**What the task asks**: Quote all entries in full, exactly.

(Figure contents as structured data)
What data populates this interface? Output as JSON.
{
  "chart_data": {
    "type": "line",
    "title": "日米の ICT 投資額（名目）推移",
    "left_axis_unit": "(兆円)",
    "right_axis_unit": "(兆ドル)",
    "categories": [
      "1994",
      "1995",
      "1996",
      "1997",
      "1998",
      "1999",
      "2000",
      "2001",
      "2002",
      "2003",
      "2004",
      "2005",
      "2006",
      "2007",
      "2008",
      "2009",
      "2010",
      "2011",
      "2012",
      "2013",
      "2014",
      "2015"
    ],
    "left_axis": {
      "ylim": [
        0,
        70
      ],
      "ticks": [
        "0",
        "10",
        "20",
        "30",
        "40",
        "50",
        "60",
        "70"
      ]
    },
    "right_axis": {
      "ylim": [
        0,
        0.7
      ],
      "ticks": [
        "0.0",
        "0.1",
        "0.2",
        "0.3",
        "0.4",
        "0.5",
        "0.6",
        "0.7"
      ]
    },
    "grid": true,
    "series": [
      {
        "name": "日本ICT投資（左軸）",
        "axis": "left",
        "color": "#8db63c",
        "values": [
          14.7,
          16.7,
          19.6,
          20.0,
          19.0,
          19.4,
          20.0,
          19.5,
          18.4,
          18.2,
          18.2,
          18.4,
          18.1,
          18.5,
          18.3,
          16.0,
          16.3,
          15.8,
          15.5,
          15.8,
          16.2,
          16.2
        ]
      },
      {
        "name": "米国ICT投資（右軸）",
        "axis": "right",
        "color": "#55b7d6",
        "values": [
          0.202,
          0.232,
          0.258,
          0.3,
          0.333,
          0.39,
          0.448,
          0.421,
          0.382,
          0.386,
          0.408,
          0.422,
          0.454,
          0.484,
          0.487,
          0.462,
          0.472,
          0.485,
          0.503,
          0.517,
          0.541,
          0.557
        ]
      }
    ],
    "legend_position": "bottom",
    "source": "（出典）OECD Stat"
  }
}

**Solved exercise**:
What data populates this interface? Output as JSON.
{
  "chart_data": {
    "type": "line",
    "title": "日米の ICT 投資額（名目）推移",
    "left_axis_unit": "(兆円)",
    "right_axis_unit": "(兆ドル)",
    "categories": [
      "1994",
      "1995",
      "1996",
      "1997",
      "1998",
      "1999",
      "2000",
      "2001",
      "2002",
      "2003",
      "2004",
      "2005",
      "2006",
      "2007",
      "2008",
      "2009",
      "2010",
      "2011",
      "2012",
      "2013",
      "2014",
      "2015"
    ],
    "left_axis": {
      "ylim": [
        0,
        70
      ],
      "ticks": [
        "0",
        "10",
        "20",
        "30",
        "40",
        "50",
        "60",
        "70"
      ]
    },
    "right_axis": {
      "ylim": [
        0,
        0.7
      ],
      "ticks": [
        "0.0",
        "0.1",
        "0.2",
        "0.3",
        "0.4",
        "0.5",
        "0.6",
        "0.7"
      ]
    },
    "grid": true,
    "series": [
      {
        "name": "日本ICT投資（左軸）",
        "axis": "left",
        "color": "#8db63c",
        "values": [
          14.7,
          16.7,
          19.6,
          20.0,
          19.0,
          19.4,
          20.0,
          19.5,
          18.4,
          18.2,
          18.2,
          18.4,
          18.1,
          18.5,
          18.3,
          16.0,
          16.3,
          15.8,
          15.5,
          15.8,
          16.2,
          16.2
        ]
      },
      {
        "name": "米国ICT投資（右軸）",
        "axis": "right",
        "color": "#55b7d6",
        "values": [
          0.202,
          0.232,
          0.258,
          0.3,
          0.333,
          0.39,
          0.448,
          0.421,
          0.382,
          0.386,
          0.408,
          0.422,
          0.454,
          0.484,
          0.487,
          0.462,
          0.472,
          0.485,
          0.503,
          0.517,
          0.541,
          0.557
        ]
      }
    ],
    "legend_position": "bottom",
    "source": "（出典）OECD Stat"
  }
}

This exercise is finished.